→ **Task to complete**: Copy each line below in which the word "Canada" occurs.

→ **Figure record extracts**:
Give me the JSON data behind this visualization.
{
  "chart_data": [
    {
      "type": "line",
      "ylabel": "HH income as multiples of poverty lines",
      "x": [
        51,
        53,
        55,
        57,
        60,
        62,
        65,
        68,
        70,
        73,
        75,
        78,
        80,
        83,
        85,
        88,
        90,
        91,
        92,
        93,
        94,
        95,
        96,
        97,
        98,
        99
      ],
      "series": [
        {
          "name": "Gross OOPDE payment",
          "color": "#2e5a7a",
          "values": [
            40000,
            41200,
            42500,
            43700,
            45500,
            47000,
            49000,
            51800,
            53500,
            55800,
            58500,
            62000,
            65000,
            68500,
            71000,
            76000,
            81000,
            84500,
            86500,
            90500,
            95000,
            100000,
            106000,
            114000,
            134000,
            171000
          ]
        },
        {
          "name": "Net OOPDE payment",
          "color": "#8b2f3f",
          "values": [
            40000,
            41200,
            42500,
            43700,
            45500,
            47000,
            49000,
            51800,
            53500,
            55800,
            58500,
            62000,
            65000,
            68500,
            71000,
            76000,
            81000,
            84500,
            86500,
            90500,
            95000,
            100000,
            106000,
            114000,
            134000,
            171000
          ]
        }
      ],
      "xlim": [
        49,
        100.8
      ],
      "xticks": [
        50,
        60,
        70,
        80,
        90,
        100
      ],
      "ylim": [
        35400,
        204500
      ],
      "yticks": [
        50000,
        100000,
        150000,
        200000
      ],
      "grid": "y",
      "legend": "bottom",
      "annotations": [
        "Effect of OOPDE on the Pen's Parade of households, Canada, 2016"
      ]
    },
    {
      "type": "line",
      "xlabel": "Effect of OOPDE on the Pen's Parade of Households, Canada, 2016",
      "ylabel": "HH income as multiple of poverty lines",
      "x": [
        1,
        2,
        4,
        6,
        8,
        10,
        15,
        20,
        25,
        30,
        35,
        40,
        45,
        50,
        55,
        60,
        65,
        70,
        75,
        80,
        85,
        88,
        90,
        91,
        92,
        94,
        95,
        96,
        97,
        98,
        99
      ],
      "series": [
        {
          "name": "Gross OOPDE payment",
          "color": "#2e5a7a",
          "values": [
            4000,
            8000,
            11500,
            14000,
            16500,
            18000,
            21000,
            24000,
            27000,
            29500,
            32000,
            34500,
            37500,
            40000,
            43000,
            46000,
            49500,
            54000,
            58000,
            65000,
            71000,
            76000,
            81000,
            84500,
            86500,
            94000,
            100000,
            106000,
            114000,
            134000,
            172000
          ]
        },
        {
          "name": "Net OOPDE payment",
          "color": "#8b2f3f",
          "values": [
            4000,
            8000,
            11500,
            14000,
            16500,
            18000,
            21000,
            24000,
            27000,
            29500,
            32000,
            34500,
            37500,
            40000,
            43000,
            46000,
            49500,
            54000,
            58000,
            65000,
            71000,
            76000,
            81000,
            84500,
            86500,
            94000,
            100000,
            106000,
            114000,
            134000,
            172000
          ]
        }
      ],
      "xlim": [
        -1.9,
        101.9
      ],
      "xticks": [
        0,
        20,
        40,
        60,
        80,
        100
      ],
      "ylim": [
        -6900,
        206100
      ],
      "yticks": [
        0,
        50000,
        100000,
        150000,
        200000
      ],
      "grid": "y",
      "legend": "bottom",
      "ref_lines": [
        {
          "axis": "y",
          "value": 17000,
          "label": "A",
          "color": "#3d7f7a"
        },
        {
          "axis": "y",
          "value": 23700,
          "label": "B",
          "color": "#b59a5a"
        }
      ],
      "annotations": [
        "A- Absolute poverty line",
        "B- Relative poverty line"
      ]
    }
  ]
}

==

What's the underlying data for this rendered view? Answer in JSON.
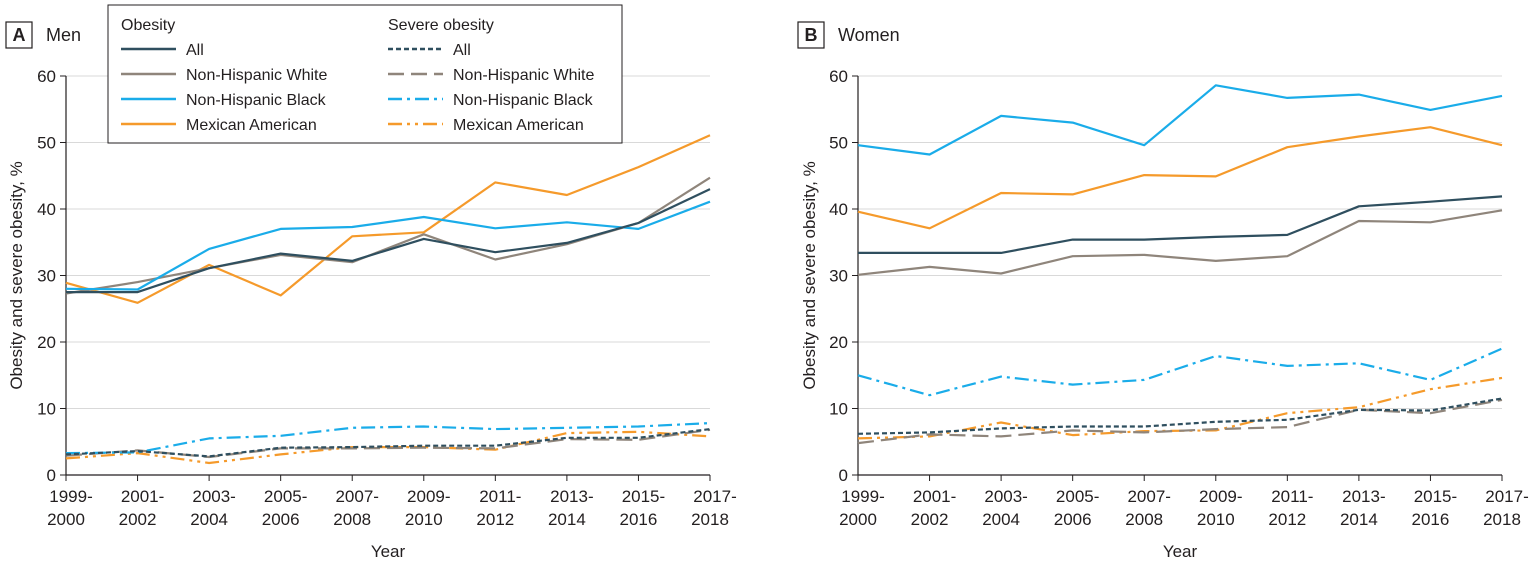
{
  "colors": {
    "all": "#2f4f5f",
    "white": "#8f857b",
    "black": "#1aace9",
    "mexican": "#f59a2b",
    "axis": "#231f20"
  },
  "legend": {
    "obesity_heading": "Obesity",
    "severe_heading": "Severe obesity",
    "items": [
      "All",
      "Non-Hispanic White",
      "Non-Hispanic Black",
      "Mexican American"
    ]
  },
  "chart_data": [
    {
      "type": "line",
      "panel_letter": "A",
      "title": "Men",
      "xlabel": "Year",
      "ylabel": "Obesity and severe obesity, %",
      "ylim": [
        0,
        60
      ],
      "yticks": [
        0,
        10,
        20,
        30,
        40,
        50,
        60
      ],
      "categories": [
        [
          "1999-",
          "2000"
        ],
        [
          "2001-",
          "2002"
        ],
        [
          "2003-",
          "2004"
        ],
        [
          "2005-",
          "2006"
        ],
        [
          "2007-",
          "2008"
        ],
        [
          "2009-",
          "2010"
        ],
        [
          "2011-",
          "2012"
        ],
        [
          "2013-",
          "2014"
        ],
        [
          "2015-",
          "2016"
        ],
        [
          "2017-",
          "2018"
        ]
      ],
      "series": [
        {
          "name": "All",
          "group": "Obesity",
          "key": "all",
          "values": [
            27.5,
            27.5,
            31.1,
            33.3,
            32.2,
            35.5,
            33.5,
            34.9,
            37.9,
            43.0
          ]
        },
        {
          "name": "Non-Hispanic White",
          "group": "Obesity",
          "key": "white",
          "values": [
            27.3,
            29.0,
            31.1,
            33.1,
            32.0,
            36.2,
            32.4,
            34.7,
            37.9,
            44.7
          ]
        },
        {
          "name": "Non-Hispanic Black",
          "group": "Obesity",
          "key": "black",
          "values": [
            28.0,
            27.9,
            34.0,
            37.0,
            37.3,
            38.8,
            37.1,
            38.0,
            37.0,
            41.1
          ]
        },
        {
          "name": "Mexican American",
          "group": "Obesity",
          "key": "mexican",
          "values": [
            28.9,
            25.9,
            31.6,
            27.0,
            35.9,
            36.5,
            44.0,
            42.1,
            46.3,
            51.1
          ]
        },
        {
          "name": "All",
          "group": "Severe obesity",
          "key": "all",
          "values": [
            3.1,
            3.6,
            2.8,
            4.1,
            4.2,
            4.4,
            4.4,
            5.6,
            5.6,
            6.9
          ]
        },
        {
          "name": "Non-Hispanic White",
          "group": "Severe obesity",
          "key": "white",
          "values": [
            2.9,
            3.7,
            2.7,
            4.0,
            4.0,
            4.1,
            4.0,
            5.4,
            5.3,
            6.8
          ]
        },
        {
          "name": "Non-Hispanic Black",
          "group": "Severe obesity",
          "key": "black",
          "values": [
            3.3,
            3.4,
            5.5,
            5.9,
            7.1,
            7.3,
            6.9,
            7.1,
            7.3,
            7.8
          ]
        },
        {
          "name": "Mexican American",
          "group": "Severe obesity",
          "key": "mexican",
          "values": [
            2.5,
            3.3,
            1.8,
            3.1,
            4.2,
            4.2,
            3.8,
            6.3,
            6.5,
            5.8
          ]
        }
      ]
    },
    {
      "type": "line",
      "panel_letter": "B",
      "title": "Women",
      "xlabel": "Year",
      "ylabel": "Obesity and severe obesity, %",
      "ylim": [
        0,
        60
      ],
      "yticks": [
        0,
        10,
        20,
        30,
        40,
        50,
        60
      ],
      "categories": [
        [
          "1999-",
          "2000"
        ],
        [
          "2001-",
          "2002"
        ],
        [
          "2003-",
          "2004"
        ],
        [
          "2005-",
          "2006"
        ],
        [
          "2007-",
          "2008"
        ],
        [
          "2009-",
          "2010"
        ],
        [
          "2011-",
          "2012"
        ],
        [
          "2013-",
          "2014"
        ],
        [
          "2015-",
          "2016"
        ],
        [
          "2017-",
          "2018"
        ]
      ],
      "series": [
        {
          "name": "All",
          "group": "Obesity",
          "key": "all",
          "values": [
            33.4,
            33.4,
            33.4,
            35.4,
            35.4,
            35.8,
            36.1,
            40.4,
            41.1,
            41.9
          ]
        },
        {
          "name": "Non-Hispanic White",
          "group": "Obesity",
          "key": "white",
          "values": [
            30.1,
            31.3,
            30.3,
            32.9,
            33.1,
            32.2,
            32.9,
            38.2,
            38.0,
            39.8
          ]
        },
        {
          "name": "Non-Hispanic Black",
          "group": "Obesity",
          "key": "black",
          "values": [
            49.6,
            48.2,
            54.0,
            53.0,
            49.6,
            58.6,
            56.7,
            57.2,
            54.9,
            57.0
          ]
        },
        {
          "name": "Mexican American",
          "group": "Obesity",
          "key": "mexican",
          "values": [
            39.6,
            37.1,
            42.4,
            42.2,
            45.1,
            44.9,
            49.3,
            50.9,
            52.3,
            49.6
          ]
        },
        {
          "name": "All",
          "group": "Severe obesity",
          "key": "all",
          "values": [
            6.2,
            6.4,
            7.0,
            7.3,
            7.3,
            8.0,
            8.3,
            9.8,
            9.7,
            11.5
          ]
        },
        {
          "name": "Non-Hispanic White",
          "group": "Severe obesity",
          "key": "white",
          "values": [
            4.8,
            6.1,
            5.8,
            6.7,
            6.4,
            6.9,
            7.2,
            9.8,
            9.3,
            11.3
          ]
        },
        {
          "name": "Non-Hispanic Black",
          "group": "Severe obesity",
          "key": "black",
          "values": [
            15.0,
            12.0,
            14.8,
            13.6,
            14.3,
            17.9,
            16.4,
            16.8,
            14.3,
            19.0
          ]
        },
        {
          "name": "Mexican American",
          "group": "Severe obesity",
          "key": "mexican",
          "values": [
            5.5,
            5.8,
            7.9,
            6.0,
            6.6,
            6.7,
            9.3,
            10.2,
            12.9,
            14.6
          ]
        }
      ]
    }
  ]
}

→ **Completed task**:
        "Effect of OOPDE on the Pen's Parade of households, Canada, 2016"
      "xlabel": "Effect of OOPDE on the Pen's Parade of Households, Canada, 2016",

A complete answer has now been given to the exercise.